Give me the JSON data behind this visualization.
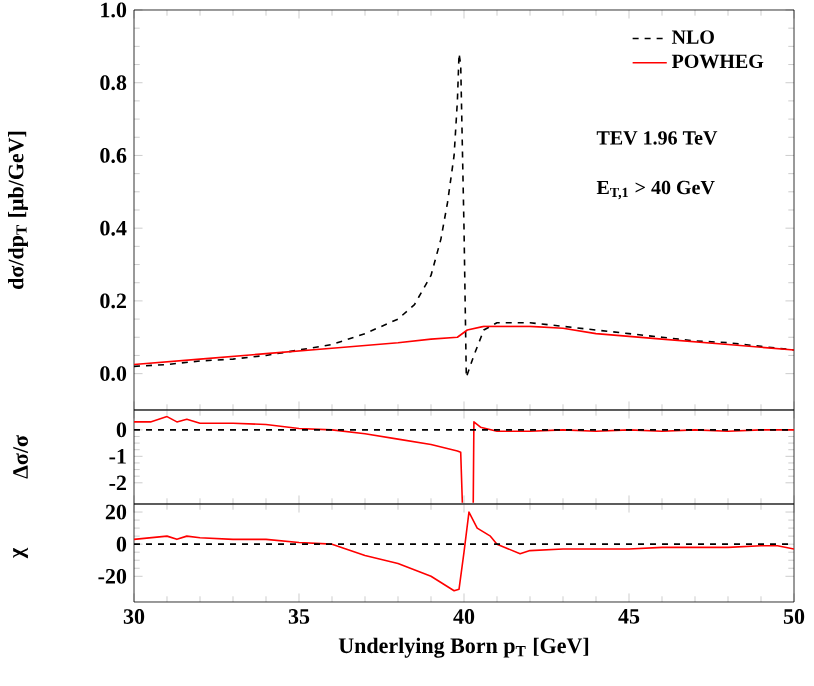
{
  "chart_data": [
    {
      "type": "line",
      "ylabel": "dσ/dp$_{T}$ [μb/GeV]",
      "xlim": [
        30,
        50
      ],
      "ylim": [
        -0.1,
        1.0
      ],
      "xticks": [
        30,
        35,
        40,
        45,
        50
      ],
      "yticks": [
        {
          "value": 0,
          "label": "0.0"
        },
        0.2,
        0.4,
        0.6,
        0.8,
        {
          "value": 1,
          "label": "1.0"
        }
      ],
      "tick_labels": "y",
      "legend": "top right",
      "annotations": [
        "TEV 1.96 TeV",
        "E$_{T,1}$ > 40 GeV"
      ],
      "series": [
        {
          "name": "NLO",
          "color": "#000000",
          "line_style": "dashed",
          "x": [
            30,
            31,
            32,
            33,
            34,
            35,
            36,
            37,
            38,
            38.5,
            39,
            39.3,
            39.5,
            39.7,
            39.8,
            39.85,
            39.9,
            40.0,
            40.07,
            40.3,
            40.6,
            41,
            42,
            43,
            44,
            45,
            46,
            47,
            48,
            49,
            50
          ],
          "values": [
            0.02,
            0.025,
            0.035,
            0.04,
            0.05,
            0.065,
            0.08,
            0.11,
            0.15,
            0.19,
            0.27,
            0.37,
            0.47,
            0.6,
            0.75,
            0.88,
            0.85,
            0.4,
            -0.01,
            0.05,
            0.12,
            0.14,
            0.14,
            0.13,
            0.12,
            0.11,
            0.1,
            0.09,
            0.085,
            0.075,
            0.065
          ]
        },
        {
          "name": "POWHEG",
          "color": "#ff0000",
          "line_style": "solid",
          "x": [
            30,
            32,
            34,
            36,
            38,
            39,
            39.8,
            40.1,
            40.6,
            41,
            42,
            43,
            44,
            46,
            48,
            50
          ],
          "values": [
            0.025,
            0.04,
            0.055,
            0.07,
            0.085,
            0.095,
            0.1,
            0.12,
            0.13,
            0.13,
            0.13,
            0.125,
            0.11,
            0.095,
            0.08,
            0.065
          ]
        }
      ]
    },
    {
      "type": "line",
      "ylabel": "Δσ/σ",
      "xlim": [
        30,
        50
      ],
      "ylim": [
        -2.8,
        0.75
      ],
      "xticks": [
        30,
        35,
        40,
        45,
        50
      ],
      "yticks": [
        -2,
        -1,
        0
      ],
      "tick_labels": "y",
      "ref_lines": [
        {
          "axis": "y",
          "value": 0,
          "color": "#000000",
          "line_style": "dashed"
        }
      ],
      "series": [
        {
          "color": "#ff0000",
          "line_style": "solid",
          "x": [
            30,
            30.5,
            31,
            31.3,
            31.6,
            32,
            33,
            34,
            35,
            36,
            37,
            38,
            39,
            39.8,
            39.9,
            39.95,
            40.1,
            40.28,
            40.3,
            40.5,
            41,
            42,
            43,
            44,
            45,
            46,
            47,
            48,
            49,
            50
          ],
          "values": [
            0.3,
            0.3,
            0.5,
            0.3,
            0.4,
            0.25,
            0.25,
            0.2,
            0.05,
            0,
            -0.15,
            -0.35,
            -0.55,
            -0.8,
            -0.85,
            -2.75,
            null,
            -2.75,
            0.3,
            0.1,
            -0.05,
            -0.05,
            0,
            -0.05,
            0,
            -0.05,
            0,
            -0.05,
            0,
            0
          ]
        }
      ]
    },
    {
      "type": "line",
      "ylabel": "χ",
      "xlabel": "Underlying Born p$_{T}$ [GeV]",
      "xlim": [
        30,
        50
      ],
      "ylim": [
        -36,
        25
      ],
      "xticks": [
        30,
        35,
        40,
        45,
        50
      ],
      "yticks": [
        -20,
        0,
        20
      ],
      "ref_lines": [
        {
          "axis": "y",
          "value": 0,
          "color": "#000000",
          "line_style": "dashed"
        }
      ],
      "series": [
        {
          "color": "#ff0000",
          "line_style": "solid",
          "x": [
            30,
            31,
            31.3,
            31.6,
            32,
            33,
            34,
            35,
            36,
            37,
            38,
            39,
            39.7,
            39.85,
            40.0,
            40.15,
            40.4,
            40.8,
            41,
            41.7,
            42,
            43,
            44,
            45,
            46,
            47,
            48,
            49,
            49.5,
            50
          ],
          "values": [
            3,
            5,
            3,
            5,
            4,
            3,
            3,
            1,
            0,
            -7,
            -12,
            -20,
            -29,
            -28,
            -5,
            20,
            10,
            5,
            0,
            -6,
            -4,
            -3,
            -3,
            -3,
            -2,
            -2,
            -2,
            -1,
            -1,
            -3
          ]
        }
      ]
    }
  ]
}
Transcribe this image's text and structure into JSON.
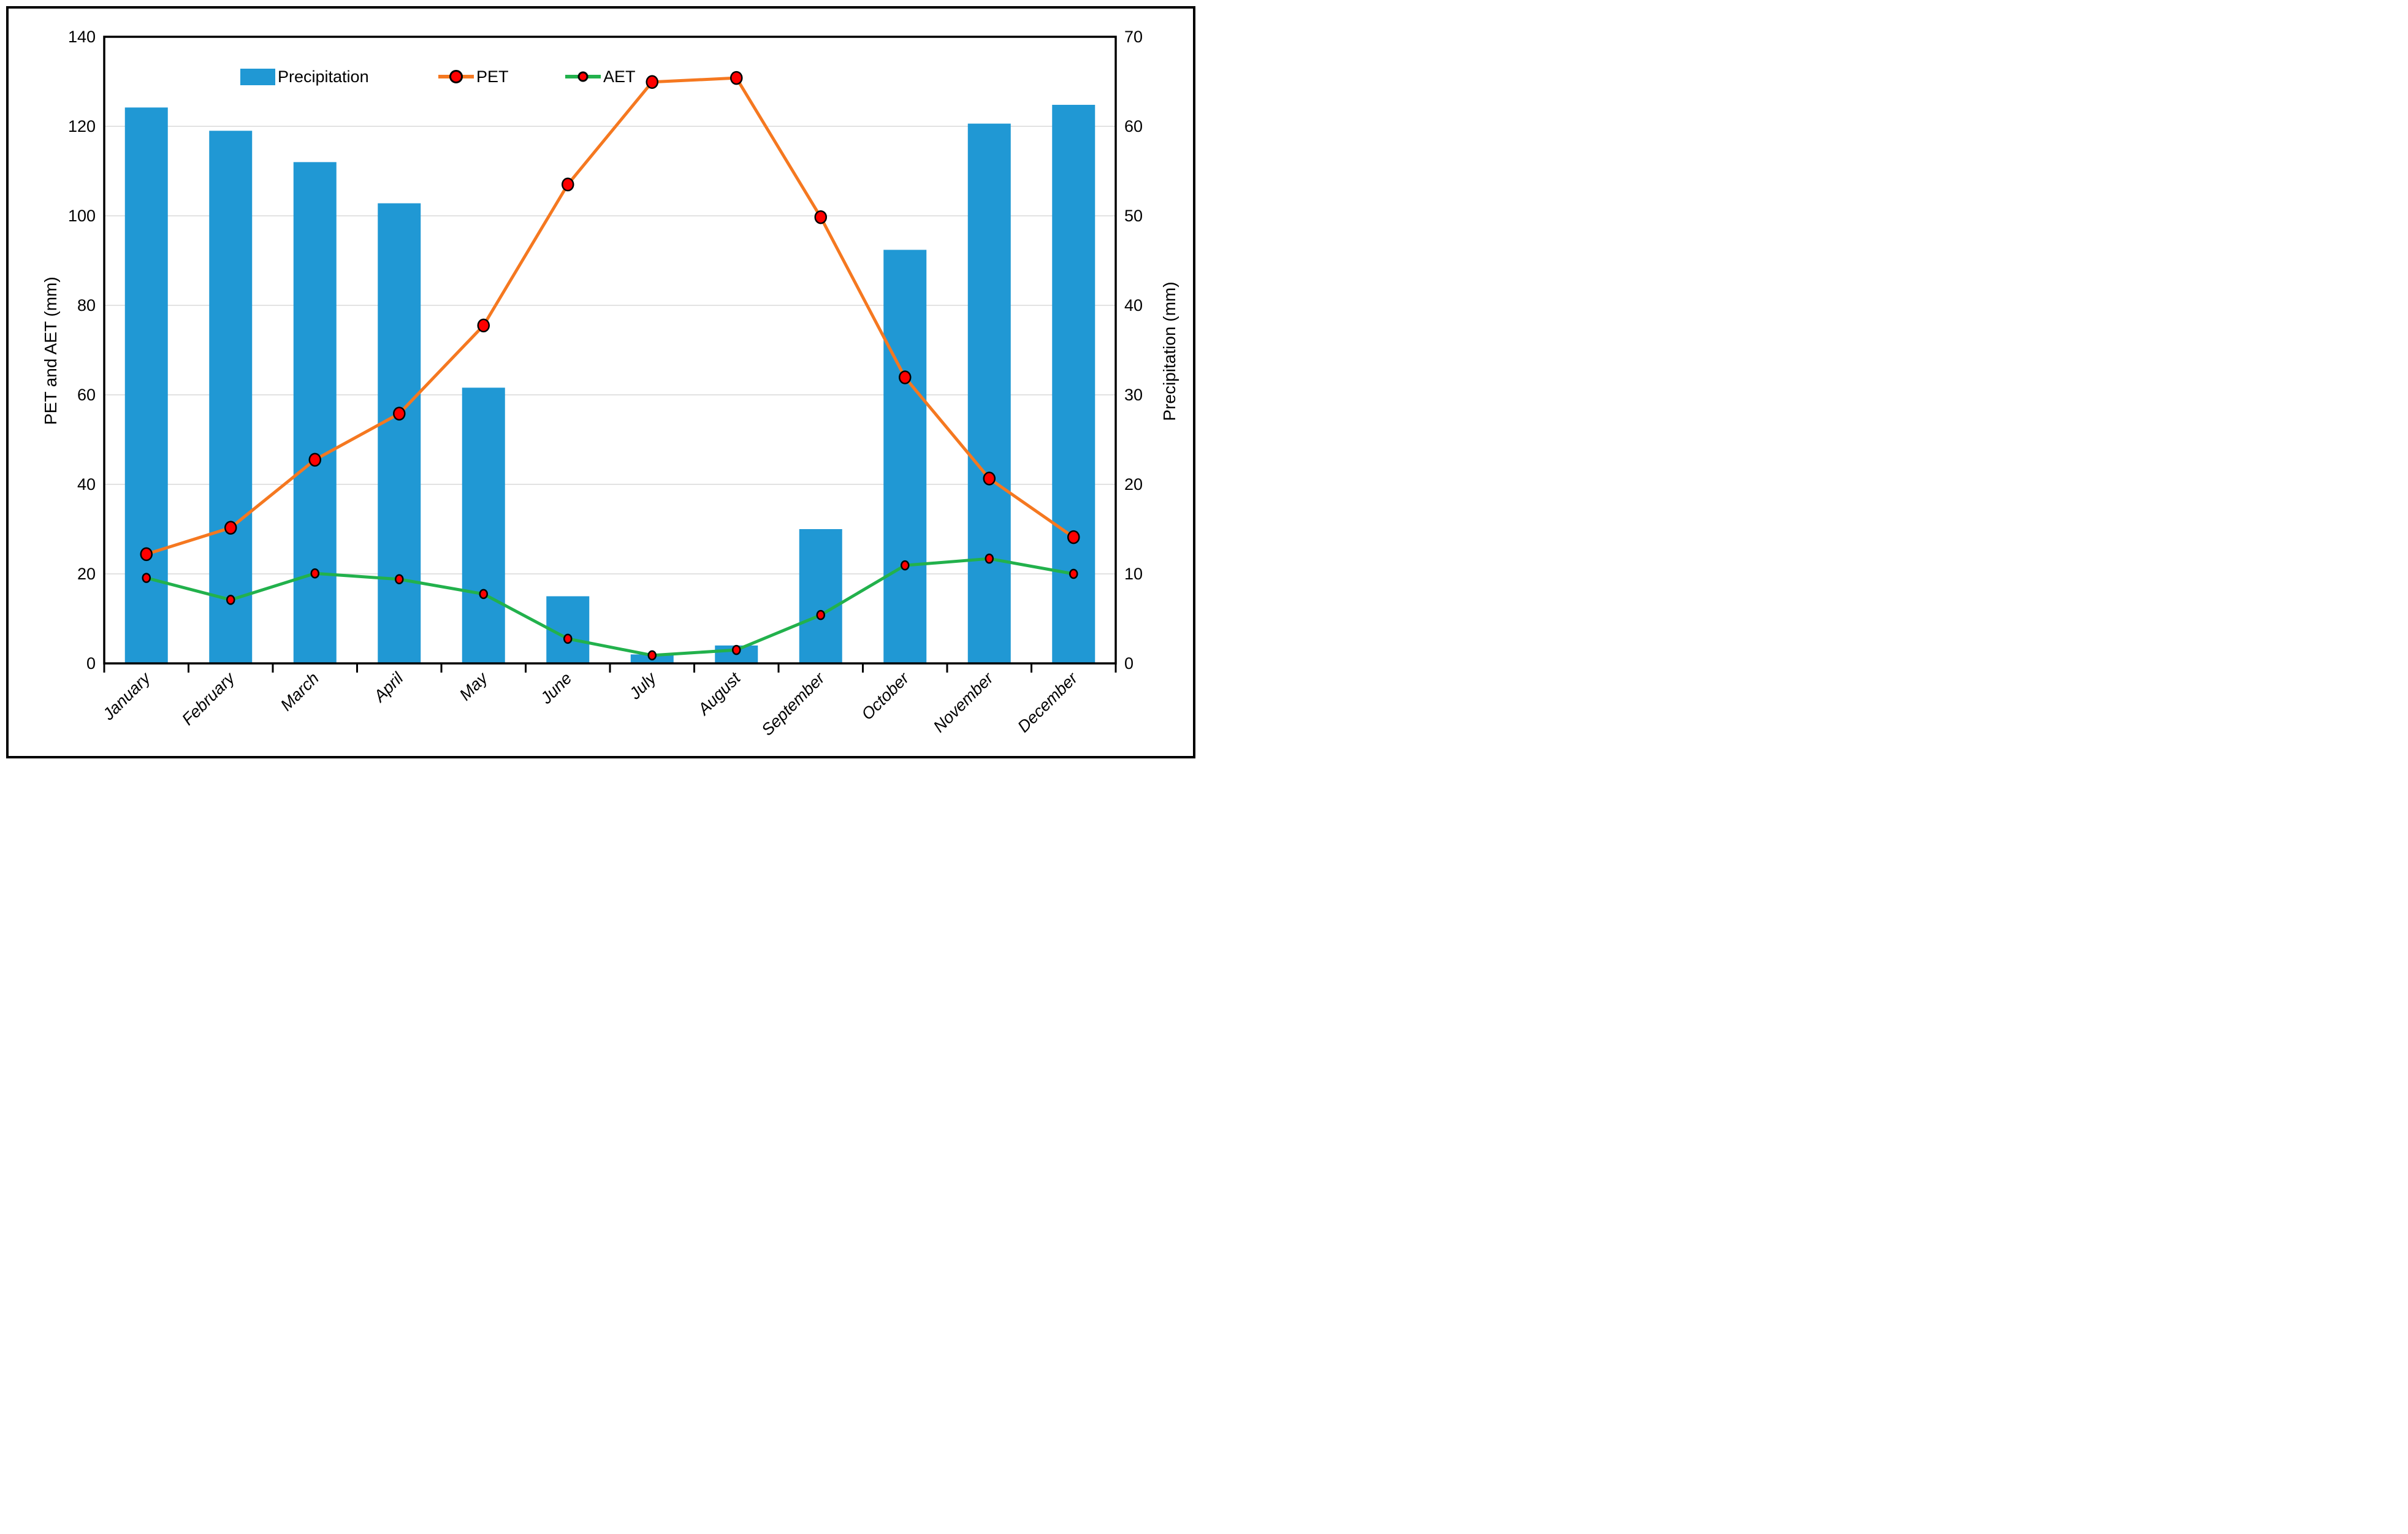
{
  "legend": {
    "items": [
      {
        "label": "Precipitation",
        "kind": "bar"
      },
      {
        "label": "PET",
        "kind": "line"
      },
      {
        "label": "AET",
        "kind": "line"
      }
    ]
  },
  "chart_data": {
    "type": "combo-bar-line",
    "categories": [
      "January",
      "February",
      "March",
      "April",
      "May",
      "June",
      "July",
      "August",
      "September",
      "October",
      "November",
      "December"
    ],
    "series": [
      {
        "name": "Precipitation",
        "type": "bar",
        "axis": "right",
        "color": "#2098d4",
        "values": [
          62.1,
          59.5,
          56.0,
          51.4,
          30.8,
          7.5,
          1.0,
          2.0,
          15.0,
          46.2,
          60.3,
          62.4
        ]
      },
      {
        "name": "PET",
        "type": "line",
        "axis": "left",
        "color": "#f57820",
        "marker_color": "#ff0000",
        "values": [
          24.4,
          30.3,
          45.5,
          55.8,
          75.5,
          107.0,
          129.9,
          130.8,
          99.7,
          63.9,
          41.3,
          28.2
        ]
      },
      {
        "name": "AET",
        "type": "line",
        "axis": "left",
        "color": "#22b14c",
        "marker_color": "#ff0000",
        "values": [
          19.1,
          14.2,
          20.1,
          18.8,
          15.5,
          5.5,
          1.8,
          3.0,
          10.8,
          21.9,
          23.4,
          20.0
        ]
      }
    ],
    "left_axis": {
      "title": "PET and AET (mm)",
      "min": 0,
      "max": 140,
      "step": 20
    },
    "right_axis": {
      "title": "Precipitation (mm)",
      "min": 0,
      "max": 70,
      "step": 10
    },
    "grid": true,
    "grid_color": "#d9d9d9",
    "frame_color": "#000000",
    "legend_position": "top-inside"
  }
}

══════

**Exercise instructions:**
Give every line of the material that includes the string "ylabel".

**The answer:**
      "ylabel": "dσ/dp$_{T}$ [μb/GeV]",
      "ylabel": "Δσ/σ",
      "ylabel": "χ",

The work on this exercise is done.